== EXERCISE PROMPT ==
Reproduce the items below with each instance of "Circle shape" renamed to "Round marker" and every other line left unchanged. Leave the pictures out of your answer.

Start of DATA EXTRACT

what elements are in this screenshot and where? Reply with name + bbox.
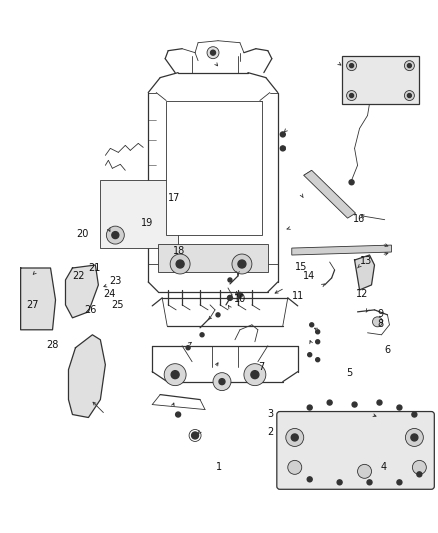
Text: 23: 23 bbox=[109, 277, 121, 286]
Polygon shape bbox=[66, 265, 99, 318]
Circle shape bbox=[377, 400, 382, 405]
Circle shape bbox=[308, 353, 312, 357]
Text: 6: 6 bbox=[384, 345, 390, 356]
Circle shape bbox=[413, 461, 426, 474]
Text: 3: 3 bbox=[268, 409, 274, 419]
Circle shape bbox=[404, 61, 414, 71]
Circle shape bbox=[286, 429, 304, 447]
Text: 8: 8 bbox=[378, 319, 384, 329]
Polygon shape bbox=[21, 268, 56, 330]
Polygon shape bbox=[355, 255, 374, 290]
FancyBboxPatch shape bbox=[100, 180, 178, 248]
Circle shape bbox=[316, 358, 320, 362]
Circle shape bbox=[106, 226, 124, 244]
Circle shape bbox=[310, 323, 314, 327]
Text: 5: 5 bbox=[346, 368, 352, 378]
Circle shape bbox=[404, 91, 414, 101]
Text: 7: 7 bbox=[259, 362, 265, 373]
Text: 14: 14 bbox=[303, 271, 315, 281]
Circle shape bbox=[176, 412, 180, 417]
Circle shape bbox=[307, 477, 312, 482]
Circle shape bbox=[346, 91, 357, 101]
Text: 10: 10 bbox=[234, 294, 246, 304]
Text: 26: 26 bbox=[84, 305, 96, 315]
Circle shape bbox=[349, 180, 354, 185]
Text: 17: 17 bbox=[168, 193, 180, 204]
Circle shape bbox=[227, 295, 233, 301]
Circle shape bbox=[357, 464, 371, 478]
Bar bbox=[166, 101, 262, 235]
Circle shape bbox=[406, 429, 424, 447]
Circle shape bbox=[251, 370, 259, 378]
Circle shape bbox=[207, 47, 219, 59]
Circle shape bbox=[397, 405, 402, 410]
Circle shape bbox=[213, 373, 231, 391]
FancyBboxPatch shape bbox=[158, 244, 268, 272]
Circle shape bbox=[244, 364, 266, 385]
Circle shape bbox=[228, 278, 232, 282]
Text: 15: 15 bbox=[295, 262, 307, 271]
Text: 18: 18 bbox=[173, 246, 185, 255]
Circle shape bbox=[238, 260, 246, 268]
Circle shape bbox=[412, 412, 417, 417]
Circle shape bbox=[200, 333, 204, 337]
Circle shape bbox=[112, 232, 119, 239]
Text: 20: 20 bbox=[77, 229, 89, 239]
Text: 27: 27 bbox=[26, 300, 39, 310]
Circle shape bbox=[176, 260, 184, 268]
Circle shape bbox=[232, 254, 252, 274]
Circle shape bbox=[170, 254, 190, 274]
FancyBboxPatch shape bbox=[277, 411, 434, 489]
Text: 24: 24 bbox=[103, 289, 115, 299]
Circle shape bbox=[352, 402, 357, 407]
Circle shape bbox=[367, 480, 372, 485]
Text: 9: 9 bbox=[378, 309, 384, 319]
Text: 13: 13 bbox=[360, 256, 373, 266]
Polygon shape bbox=[292, 245, 392, 255]
Circle shape bbox=[164, 364, 186, 385]
Circle shape bbox=[307, 405, 312, 410]
Circle shape bbox=[346, 61, 357, 71]
Circle shape bbox=[211, 50, 215, 55]
Circle shape bbox=[417, 472, 422, 477]
Circle shape bbox=[407, 63, 411, 68]
Circle shape bbox=[316, 340, 320, 344]
Circle shape bbox=[191, 432, 198, 439]
Circle shape bbox=[350, 94, 353, 98]
Circle shape bbox=[186, 346, 190, 350]
Polygon shape bbox=[68, 335, 106, 417]
FancyBboxPatch shape bbox=[342, 55, 419, 103]
Text: 1: 1 bbox=[216, 462, 222, 472]
Circle shape bbox=[291, 434, 298, 441]
Text: 19: 19 bbox=[141, 218, 153, 228]
Text: 21: 21 bbox=[88, 263, 101, 272]
Circle shape bbox=[171, 370, 179, 378]
Text: 25: 25 bbox=[111, 300, 124, 310]
Circle shape bbox=[372, 317, 382, 327]
Circle shape bbox=[237, 293, 242, 297]
Circle shape bbox=[337, 480, 342, 485]
Circle shape bbox=[219, 378, 225, 385]
Text: 11: 11 bbox=[292, 290, 304, 301]
Circle shape bbox=[327, 400, 332, 405]
Text: 16: 16 bbox=[353, 214, 365, 224]
Polygon shape bbox=[304, 171, 356, 218]
Text: 4: 4 bbox=[381, 462, 387, 472]
Circle shape bbox=[280, 132, 285, 137]
Circle shape bbox=[411, 434, 418, 441]
Circle shape bbox=[216, 313, 220, 317]
Circle shape bbox=[280, 146, 285, 151]
Text: 2: 2 bbox=[267, 427, 274, 437]
Circle shape bbox=[407, 94, 411, 98]
Circle shape bbox=[350, 63, 353, 68]
Text: 12: 12 bbox=[356, 289, 368, 299]
Circle shape bbox=[397, 480, 402, 485]
Circle shape bbox=[316, 330, 320, 334]
Text: 28: 28 bbox=[46, 340, 58, 350]
Circle shape bbox=[288, 461, 302, 474]
Text: 22: 22 bbox=[72, 271, 85, 281]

End of DATA EXTRACT

== SOLUTION TO THIS EXERCISE ==
what elements are in this screenshot and where? Reply with name + bbox.
Text: 23: 23 bbox=[109, 277, 121, 286]
Polygon shape bbox=[66, 265, 99, 318]
Round marker bbox=[377, 400, 382, 405]
Round marker bbox=[308, 353, 312, 357]
Text: 6: 6 bbox=[384, 345, 390, 356]
Round marker bbox=[413, 461, 426, 474]
Text: 3: 3 bbox=[268, 409, 274, 419]
Round marker bbox=[404, 61, 414, 71]
Round marker bbox=[286, 429, 304, 447]
Text: 8: 8 bbox=[378, 319, 384, 329]
Polygon shape bbox=[21, 268, 56, 330]
Polygon shape bbox=[355, 255, 374, 290]
FancyBboxPatch shape bbox=[100, 180, 178, 248]
Round marker bbox=[316, 358, 320, 362]
Round marker bbox=[106, 226, 124, 244]
Round marker bbox=[310, 323, 314, 327]
Text: 5: 5 bbox=[346, 368, 352, 378]
Round marker bbox=[404, 91, 414, 101]
Text: 7: 7 bbox=[259, 362, 265, 373]
Text: 14: 14 bbox=[303, 271, 315, 281]
Round marker bbox=[176, 412, 180, 417]
Round marker bbox=[307, 477, 312, 482]
Round marker bbox=[346, 91, 357, 101]
Text: 10: 10 bbox=[234, 294, 246, 304]
Text: 26: 26 bbox=[84, 305, 96, 315]
Round marker bbox=[349, 180, 354, 185]
Text: 17: 17 bbox=[168, 193, 180, 204]
Round marker bbox=[227, 295, 233, 301]
Round marker bbox=[357, 464, 371, 478]
Bar bbox=[166, 101, 262, 235]
Round marker bbox=[406, 429, 424, 447]
Round marker bbox=[251, 370, 259, 378]
Round marker bbox=[207, 47, 219, 59]
Round marker bbox=[397, 405, 402, 410]
Round marker bbox=[213, 373, 231, 391]
FancyBboxPatch shape bbox=[158, 244, 268, 272]
Round marker bbox=[244, 364, 266, 385]
Round marker bbox=[228, 278, 232, 282]
Text: 15: 15 bbox=[295, 262, 307, 271]
Text: 18: 18 bbox=[173, 246, 185, 255]
Round marker bbox=[238, 260, 246, 268]
Round marker bbox=[412, 412, 417, 417]
Round marker bbox=[200, 333, 204, 337]
Round marker bbox=[112, 232, 119, 239]
Text: 20: 20 bbox=[77, 229, 89, 239]
Text: 27: 27 bbox=[26, 300, 39, 310]
Round marker bbox=[176, 260, 184, 268]
Round marker bbox=[232, 254, 252, 274]
Round marker bbox=[170, 254, 190, 274]
FancyBboxPatch shape bbox=[277, 411, 434, 489]
Text: 24: 24 bbox=[103, 289, 115, 299]
Round marker bbox=[352, 402, 357, 407]
Round marker bbox=[367, 480, 372, 485]
Text: 9: 9 bbox=[378, 309, 384, 319]
Text: 13: 13 bbox=[360, 256, 373, 266]
Polygon shape bbox=[292, 245, 392, 255]
Round marker bbox=[164, 364, 186, 385]
Round marker bbox=[307, 405, 312, 410]
Round marker bbox=[346, 61, 357, 71]
Round marker bbox=[211, 50, 215, 55]
Round marker bbox=[417, 472, 422, 477]
Round marker bbox=[407, 63, 411, 68]
Round marker bbox=[316, 340, 320, 344]
Round marker bbox=[191, 432, 198, 439]
Round marker bbox=[350, 94, 353, 98]
Round marker bbox=[186, 346, 190, 350]
Polygon shape bbox=[68, 335, 106, 417]
FancyBboxPatch shape bbox=[342, 55, 419, 103]
Text: 1: 1 bbox=[216, 462, 222, 472]
Round marker bbox=[291, 434, 298, 441]
Text: 19: 19 bbox=[141, 218, 153, 228]
Text: 21: 21 bbox=[88, 263, 101, 272]
Round marker bbox=[171, 370, 179, 378]
Text: 25: 25 bbox=[111, 300, 124, 310]
Round marker bbox=[372, 317, 382, 327]
Round marker bbox=[237, 293, 242, 297]
Round marker bbox=[337, 480, 342, 485]
Round marker bbox=[219, 378, 225, 385]
Text: 11: 11 bbox=[292, 290, 304, 301]
Round marker bbox=[327, 400, 332, 405]
Text: 16: 16 bbox=[353, 214, 365, 224]
Polygon shape bbox=[304, 171, 356, 218]
Text: 4: 4 bbox=[381, 462, 387, 472]
Round marker bbox=[280, 132, 285, 137]
Round marker bbox=[411, 434, 418, 441]
Round marker bbox=[216, 313, 220, 317]
Round marker bbox=[280, 146, 285, 151]
Text: 2: 2 bbox=[267, 427, 274, 437]
Round marker bbox=[407, 94, 411, 98]
Round marker bbox=[350, 63, 353, 68]
Text: 12: 12 bbox=[356, 289, 368, 299]
Round marker bbox=[397, 480, 402, 485]
Round marker bbox=[316, 330, 320, 334]
Text: 28: 28 bbox=[46, 340, 58, 350]
Round marker bbox=[288, 461, 302, 474]
Text: 22: 22 bbox=[72, 271, 85, 281]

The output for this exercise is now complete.